-- BEGIN Data to process --
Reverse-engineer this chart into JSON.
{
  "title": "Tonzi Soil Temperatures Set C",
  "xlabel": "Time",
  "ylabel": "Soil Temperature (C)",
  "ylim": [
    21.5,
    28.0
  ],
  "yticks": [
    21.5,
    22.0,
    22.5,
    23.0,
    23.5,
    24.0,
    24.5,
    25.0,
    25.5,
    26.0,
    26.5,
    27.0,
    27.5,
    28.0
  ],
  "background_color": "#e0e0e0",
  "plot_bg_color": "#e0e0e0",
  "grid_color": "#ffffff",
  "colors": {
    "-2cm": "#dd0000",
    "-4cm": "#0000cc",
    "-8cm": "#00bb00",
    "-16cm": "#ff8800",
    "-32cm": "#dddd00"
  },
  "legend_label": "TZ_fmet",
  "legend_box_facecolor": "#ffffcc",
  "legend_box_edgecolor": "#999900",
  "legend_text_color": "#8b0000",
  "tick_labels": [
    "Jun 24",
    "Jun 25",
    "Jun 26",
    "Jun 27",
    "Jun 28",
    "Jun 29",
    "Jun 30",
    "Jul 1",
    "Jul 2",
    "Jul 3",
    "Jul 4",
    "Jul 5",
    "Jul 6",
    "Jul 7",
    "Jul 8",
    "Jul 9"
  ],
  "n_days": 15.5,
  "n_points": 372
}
-- END Data to process --
Given instruction: Repeat the whole listing exactly, keeping every line intact.

Solution to this task:
Reverse-engineer this chart into JSON.
{
  "title": "Tonzi Soil Temperatures Set C",
  "xlabel": "Time",
  "ylabel": "Soil Temperature (C)",
  "ylim": [
    21.5,
    28.0
  ],
  "yticks": [
    21.5,
    22.0,
    22.5,
    23.0,
    23.5,
    24.0,
    24.5,
    25.0,
    25.5,
    26.0,
    26.5,
    27.0,
    27.5,
    28.0
  ],
  "background_color": "#e0e0e0",
  "plot_bg_color": "#e0e0e0",
  "grid_color": "#ffffff",
  "colors": {
    "-2cm": "#dd0000",
    "-4cm": "#0000cc",
    "-8cm": "#00bb00",
    "-16cm": "#ff8800",
    "-32cm": "#dddd00"
  },
  "legend_label": "TZ_fmet",
  "legend_box_facecolor": "#ffffcc",
  "legend_box_edgecolor": "#999900",
  "legend_text_color": "#8b0000",
  "tick_labels": [
    "Jun 24",
    "Jun 25",
    "Jun 26",
    "Jun 27",
    "Jun 28",
    "Jun 29",
    "Jun 30",
    "Jul 1",
    "Jul 2",
    "Jul 3",
    "Jul 4",
    "Jul 5",
    "Jul 6",
    "Jul 7",
    "Jul 8",
    "Jul 9"
  ],
  "n_days": 15.5,
  "n_points": 372
}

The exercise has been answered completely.